■ 作業指示 ■
ゴムラテックスに関する特許文書を読み、次の問いに答えよ。
1. MBS系グラフト共重合体をPVC樹脂に使用する場合、何に優れることが確認されたか。
2. 本発明の真の技術的保護範囲は何によって決定されなければならないとされているか。
3. 請求項1で内層ゴムラテックスの屈折率はどの範囲とされているか。

■ 読解文 ■
•••••

したがって、本発明による段階別屈折率を有するゴムラテックスを基質として使用したMBS系グラフト共重合体をPVC樹脂に使用する場合、カラー特性及び低温衝撃強度に優れるということを確認することができた。
【0071】
以上、実施例に基づいて本発明を詳細に説明されたが、当業者ならば、本発明の範疇及び技術思想の範囲内で多様な変形及び修正が可能であるということが明らかであり、また、このような変形及び修正が特許請求の範囲に属するということも当然なことである。したがって、本発明の真の技術的保護範囲は、特許請求の範囲及びその均等物によって決定されなければならない。

【特許請求の範囲】
【請求項1】
内層と外層との多層構造を有するゴムラテックスであって、前記ゴムラテックスの内外層は、共役ジエン系単量体及びエチレン不飽和性芳香族化合物、または共役ジエン系単量体、エチレン不飽和性芳香族化合物及び架橋剤の共重合体であって、
前記内層ゴムラテックスの屈折率が1.54ないし1.59であり、前記外層ゴムラテックスの屈折率が1.51ないし1.54であるものの、内層の屈折率が外層のそれより0.022を超えてそれ以上大きいことを特徴とするゴムラテックス。
【請求項2】
前記共役ジエン系単量体が、ブタジエン、イソプレン及びクロロイソプレンからなる群から選択された1種以上であることを特徴とする請求項1に記載のゴムラテックス。

•••••

■ データ抜粋 ■
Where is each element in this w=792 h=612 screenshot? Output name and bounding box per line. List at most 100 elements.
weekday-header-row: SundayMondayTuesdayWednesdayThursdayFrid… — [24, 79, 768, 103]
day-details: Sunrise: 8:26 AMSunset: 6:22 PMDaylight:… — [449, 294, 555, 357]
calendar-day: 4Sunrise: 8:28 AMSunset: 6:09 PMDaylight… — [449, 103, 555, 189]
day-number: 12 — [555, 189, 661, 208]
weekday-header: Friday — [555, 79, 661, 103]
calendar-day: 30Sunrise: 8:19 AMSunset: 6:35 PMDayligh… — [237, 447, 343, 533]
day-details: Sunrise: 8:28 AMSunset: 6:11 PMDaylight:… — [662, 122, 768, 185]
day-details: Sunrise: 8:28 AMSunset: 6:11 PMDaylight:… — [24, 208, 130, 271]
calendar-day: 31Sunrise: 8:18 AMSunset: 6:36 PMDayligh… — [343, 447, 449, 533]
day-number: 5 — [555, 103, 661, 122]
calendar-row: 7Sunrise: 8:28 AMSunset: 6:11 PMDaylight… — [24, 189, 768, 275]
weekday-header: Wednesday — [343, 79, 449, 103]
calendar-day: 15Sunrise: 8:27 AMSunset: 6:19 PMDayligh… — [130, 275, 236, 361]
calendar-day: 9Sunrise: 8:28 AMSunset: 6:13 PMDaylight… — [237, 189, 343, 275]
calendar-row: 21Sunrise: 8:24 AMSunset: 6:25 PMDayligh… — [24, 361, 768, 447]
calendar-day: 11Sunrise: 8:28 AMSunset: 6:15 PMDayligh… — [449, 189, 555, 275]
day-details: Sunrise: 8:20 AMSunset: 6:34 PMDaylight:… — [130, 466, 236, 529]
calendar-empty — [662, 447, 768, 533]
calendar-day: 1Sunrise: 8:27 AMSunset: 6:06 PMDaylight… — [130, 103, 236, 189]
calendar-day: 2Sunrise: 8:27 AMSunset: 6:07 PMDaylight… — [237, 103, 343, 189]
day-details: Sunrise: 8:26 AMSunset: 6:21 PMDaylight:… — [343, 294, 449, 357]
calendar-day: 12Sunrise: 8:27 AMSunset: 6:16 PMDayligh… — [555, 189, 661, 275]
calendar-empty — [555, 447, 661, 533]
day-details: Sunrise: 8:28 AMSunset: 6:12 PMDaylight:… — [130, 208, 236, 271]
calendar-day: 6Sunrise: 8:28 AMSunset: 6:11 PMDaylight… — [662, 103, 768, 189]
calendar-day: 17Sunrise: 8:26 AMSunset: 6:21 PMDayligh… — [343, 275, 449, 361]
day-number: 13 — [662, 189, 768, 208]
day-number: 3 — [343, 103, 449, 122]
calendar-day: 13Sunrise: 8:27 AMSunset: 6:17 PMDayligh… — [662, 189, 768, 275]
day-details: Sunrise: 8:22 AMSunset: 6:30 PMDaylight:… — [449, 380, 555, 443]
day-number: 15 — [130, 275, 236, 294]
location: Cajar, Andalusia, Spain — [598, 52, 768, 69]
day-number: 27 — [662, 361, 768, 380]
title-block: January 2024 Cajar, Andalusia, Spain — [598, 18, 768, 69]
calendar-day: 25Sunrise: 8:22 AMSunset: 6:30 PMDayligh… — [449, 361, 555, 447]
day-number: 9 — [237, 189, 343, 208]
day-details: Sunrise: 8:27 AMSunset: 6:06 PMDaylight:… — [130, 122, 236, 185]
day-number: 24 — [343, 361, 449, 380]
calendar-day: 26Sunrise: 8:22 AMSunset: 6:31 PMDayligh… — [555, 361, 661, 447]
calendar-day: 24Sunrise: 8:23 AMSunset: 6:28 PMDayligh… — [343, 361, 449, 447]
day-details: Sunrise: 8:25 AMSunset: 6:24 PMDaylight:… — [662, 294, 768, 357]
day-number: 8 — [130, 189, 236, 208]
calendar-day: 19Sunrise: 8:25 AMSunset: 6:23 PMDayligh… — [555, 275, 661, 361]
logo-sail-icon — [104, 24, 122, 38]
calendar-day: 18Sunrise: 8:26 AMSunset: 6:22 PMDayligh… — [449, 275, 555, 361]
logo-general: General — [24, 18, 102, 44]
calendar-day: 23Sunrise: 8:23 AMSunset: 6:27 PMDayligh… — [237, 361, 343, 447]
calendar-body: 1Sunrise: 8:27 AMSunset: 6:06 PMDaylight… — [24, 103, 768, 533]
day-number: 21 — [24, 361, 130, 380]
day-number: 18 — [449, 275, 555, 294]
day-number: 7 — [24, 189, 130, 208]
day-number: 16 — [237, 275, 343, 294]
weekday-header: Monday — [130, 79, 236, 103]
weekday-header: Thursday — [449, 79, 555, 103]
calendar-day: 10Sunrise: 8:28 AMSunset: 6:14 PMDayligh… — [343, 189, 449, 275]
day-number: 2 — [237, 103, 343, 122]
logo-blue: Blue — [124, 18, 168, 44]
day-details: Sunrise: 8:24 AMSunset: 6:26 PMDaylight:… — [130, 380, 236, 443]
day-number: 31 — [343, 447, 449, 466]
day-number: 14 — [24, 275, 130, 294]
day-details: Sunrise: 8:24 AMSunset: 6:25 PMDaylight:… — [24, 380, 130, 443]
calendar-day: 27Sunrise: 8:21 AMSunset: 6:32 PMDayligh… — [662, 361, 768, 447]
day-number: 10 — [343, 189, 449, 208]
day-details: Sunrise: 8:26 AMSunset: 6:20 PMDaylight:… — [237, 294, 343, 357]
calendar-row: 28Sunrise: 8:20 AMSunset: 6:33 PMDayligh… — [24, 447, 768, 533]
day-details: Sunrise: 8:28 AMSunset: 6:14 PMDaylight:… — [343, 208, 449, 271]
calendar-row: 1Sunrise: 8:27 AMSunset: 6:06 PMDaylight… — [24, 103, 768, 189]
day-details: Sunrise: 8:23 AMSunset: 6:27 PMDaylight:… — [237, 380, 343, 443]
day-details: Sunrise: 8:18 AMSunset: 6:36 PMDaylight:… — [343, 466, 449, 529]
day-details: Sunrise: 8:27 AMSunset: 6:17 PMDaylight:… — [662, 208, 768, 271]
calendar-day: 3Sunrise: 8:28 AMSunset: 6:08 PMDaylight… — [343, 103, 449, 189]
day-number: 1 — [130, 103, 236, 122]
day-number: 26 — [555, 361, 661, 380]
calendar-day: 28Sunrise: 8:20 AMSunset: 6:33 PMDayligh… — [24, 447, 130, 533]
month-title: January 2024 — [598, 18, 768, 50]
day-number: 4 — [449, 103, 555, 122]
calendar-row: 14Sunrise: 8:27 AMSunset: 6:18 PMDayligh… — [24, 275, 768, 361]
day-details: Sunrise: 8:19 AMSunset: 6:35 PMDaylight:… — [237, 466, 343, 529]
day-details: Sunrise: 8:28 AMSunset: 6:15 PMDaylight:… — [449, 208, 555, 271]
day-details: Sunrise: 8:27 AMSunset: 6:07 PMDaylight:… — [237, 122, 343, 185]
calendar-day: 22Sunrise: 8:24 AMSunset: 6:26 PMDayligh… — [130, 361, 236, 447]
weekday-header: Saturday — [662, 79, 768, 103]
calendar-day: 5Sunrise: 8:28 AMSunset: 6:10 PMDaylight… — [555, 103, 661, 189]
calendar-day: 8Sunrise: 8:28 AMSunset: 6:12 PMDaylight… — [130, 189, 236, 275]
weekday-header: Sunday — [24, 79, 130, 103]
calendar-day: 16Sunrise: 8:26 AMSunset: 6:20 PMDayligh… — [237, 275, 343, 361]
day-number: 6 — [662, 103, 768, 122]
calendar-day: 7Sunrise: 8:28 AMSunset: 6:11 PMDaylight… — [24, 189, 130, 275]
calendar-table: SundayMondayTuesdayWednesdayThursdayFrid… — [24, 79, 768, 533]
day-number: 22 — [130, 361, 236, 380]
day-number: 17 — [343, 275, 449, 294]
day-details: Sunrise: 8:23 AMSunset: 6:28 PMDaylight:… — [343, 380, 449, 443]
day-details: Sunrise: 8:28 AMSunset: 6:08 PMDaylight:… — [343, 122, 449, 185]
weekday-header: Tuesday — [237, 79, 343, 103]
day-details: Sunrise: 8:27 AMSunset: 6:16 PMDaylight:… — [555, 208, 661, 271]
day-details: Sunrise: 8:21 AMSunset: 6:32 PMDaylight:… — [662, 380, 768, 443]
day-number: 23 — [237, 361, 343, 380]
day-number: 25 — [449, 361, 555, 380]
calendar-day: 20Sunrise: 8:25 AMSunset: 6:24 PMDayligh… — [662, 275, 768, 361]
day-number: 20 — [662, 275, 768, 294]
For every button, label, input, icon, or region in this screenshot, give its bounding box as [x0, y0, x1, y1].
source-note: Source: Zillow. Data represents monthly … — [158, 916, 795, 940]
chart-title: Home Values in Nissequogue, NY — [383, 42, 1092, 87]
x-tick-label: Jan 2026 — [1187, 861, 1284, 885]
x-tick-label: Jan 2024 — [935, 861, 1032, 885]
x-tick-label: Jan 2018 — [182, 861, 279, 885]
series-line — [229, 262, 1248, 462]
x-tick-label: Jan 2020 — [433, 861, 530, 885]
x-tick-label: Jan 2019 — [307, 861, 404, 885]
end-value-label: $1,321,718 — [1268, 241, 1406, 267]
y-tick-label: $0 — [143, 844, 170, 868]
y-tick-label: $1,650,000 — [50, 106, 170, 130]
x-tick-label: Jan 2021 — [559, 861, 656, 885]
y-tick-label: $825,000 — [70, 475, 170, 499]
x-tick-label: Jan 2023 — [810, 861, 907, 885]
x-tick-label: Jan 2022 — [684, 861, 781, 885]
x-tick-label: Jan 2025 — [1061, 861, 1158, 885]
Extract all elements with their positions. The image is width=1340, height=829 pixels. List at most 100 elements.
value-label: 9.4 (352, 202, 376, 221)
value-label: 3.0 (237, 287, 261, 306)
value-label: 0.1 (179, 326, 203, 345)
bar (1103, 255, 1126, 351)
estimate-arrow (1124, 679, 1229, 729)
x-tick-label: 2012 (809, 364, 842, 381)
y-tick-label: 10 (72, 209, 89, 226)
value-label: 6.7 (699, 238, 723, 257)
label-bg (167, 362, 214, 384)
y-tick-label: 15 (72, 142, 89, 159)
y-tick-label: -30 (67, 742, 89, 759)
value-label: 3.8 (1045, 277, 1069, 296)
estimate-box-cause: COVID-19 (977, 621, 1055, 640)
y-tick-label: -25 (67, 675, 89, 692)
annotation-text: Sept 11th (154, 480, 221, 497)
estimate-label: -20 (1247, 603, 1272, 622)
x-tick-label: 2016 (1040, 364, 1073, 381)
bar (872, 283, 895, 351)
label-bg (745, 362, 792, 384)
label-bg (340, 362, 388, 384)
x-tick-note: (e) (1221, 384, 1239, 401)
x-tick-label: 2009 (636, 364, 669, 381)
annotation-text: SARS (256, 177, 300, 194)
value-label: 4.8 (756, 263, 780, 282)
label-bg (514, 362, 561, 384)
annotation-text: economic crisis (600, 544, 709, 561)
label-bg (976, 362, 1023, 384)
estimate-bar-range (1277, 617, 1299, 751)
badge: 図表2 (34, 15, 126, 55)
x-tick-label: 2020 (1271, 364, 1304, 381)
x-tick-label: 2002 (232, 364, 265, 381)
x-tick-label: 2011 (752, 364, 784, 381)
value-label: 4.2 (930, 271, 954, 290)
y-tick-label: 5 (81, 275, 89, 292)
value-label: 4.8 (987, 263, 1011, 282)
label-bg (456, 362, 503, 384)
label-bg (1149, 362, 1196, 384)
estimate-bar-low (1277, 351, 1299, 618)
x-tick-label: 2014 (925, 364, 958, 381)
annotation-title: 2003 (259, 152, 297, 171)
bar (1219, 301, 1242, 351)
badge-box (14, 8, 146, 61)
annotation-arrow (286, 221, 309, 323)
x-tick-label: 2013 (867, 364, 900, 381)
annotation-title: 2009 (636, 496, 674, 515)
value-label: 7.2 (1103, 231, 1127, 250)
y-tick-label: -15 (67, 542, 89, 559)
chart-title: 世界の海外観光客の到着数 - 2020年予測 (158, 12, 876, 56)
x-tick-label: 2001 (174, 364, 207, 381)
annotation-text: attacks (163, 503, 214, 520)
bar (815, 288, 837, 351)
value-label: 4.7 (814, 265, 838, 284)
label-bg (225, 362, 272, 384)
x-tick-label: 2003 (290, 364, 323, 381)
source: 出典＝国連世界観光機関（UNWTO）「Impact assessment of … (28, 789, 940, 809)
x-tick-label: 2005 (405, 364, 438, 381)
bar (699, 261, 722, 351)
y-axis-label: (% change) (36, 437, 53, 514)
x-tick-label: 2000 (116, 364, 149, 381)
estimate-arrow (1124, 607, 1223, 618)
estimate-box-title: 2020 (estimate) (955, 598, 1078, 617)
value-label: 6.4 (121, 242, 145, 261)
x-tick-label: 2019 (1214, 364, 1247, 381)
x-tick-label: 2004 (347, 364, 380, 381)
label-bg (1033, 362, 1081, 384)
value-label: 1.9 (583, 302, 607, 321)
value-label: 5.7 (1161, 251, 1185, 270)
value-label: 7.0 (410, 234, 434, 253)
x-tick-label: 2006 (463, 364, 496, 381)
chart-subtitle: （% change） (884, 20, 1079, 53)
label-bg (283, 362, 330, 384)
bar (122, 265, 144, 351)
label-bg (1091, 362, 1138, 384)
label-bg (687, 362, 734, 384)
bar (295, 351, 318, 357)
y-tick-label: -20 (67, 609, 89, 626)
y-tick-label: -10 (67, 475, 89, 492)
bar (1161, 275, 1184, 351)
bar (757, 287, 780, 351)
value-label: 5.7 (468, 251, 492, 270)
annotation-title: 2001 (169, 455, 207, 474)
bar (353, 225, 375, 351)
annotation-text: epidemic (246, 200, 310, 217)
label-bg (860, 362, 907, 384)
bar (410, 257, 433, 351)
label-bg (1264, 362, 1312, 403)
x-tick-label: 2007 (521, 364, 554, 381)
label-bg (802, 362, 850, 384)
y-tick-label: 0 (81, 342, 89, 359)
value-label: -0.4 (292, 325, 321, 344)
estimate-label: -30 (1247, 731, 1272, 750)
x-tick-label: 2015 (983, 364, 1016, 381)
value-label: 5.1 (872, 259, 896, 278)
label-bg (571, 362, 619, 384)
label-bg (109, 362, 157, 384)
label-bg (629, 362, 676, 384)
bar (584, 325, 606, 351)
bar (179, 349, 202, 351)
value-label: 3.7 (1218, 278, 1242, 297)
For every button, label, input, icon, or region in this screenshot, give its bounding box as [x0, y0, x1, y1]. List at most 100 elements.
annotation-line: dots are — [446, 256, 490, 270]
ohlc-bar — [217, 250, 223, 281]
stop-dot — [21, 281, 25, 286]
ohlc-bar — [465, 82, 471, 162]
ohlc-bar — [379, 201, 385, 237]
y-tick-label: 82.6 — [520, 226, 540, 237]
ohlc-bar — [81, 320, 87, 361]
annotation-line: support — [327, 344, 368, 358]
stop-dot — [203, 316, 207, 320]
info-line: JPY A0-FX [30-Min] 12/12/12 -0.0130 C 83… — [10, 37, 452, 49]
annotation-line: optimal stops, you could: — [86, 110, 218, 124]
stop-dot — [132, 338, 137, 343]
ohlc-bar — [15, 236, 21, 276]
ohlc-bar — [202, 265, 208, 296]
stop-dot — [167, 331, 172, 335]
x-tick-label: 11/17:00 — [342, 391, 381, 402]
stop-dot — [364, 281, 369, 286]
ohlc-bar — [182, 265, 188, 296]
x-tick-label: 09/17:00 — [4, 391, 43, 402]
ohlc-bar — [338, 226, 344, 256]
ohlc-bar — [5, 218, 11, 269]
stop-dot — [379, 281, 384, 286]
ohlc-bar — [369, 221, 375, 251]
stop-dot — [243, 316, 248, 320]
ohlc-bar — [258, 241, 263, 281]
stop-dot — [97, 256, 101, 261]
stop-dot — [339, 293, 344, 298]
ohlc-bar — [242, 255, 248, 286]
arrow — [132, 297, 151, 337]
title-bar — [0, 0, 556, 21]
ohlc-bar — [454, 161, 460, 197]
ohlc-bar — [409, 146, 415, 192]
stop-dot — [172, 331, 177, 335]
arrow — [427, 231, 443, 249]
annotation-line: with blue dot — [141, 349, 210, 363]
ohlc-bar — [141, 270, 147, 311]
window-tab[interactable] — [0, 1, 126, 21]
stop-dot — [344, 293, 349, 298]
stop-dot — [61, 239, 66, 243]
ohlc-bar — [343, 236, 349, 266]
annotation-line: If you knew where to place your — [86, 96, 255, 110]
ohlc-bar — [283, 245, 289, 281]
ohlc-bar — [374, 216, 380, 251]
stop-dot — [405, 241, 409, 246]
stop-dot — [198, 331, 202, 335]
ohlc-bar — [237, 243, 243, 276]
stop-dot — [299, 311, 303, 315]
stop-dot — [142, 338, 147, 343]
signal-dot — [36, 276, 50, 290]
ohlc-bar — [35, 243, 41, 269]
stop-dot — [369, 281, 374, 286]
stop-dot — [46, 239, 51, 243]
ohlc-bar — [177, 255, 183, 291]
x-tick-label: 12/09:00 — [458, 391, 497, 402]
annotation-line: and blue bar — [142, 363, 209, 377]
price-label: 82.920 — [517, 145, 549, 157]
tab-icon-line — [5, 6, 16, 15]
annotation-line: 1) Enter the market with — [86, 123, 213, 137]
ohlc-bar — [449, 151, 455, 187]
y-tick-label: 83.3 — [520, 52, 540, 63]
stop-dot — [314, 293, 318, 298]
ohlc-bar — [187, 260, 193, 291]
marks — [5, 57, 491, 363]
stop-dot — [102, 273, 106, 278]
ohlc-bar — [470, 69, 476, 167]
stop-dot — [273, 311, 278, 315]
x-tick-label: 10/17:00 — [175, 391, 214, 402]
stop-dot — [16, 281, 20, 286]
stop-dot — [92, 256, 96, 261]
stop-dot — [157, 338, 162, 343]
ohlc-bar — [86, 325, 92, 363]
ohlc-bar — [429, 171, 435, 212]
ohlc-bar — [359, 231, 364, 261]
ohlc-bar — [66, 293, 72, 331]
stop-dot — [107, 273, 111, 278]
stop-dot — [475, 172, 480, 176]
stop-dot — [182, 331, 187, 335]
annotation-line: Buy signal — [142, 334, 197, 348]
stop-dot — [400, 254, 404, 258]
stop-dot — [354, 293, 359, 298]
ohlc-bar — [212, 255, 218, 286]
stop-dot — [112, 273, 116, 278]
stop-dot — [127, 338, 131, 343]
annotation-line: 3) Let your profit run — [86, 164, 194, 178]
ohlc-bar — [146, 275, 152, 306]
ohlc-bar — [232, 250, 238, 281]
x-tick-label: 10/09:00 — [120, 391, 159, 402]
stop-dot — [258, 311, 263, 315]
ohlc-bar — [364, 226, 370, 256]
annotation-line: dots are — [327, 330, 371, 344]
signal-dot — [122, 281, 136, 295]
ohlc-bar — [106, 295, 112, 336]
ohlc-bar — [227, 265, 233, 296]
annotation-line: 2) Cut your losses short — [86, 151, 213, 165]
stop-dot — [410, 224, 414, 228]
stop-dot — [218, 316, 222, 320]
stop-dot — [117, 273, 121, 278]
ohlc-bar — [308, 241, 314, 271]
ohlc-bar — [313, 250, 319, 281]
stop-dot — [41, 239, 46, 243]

•••••

■ 解答 ■
1. カラー特性及び低温衝撃強度
2. 特許請求の範囲及びその均等物
3. 1.54ないし1.59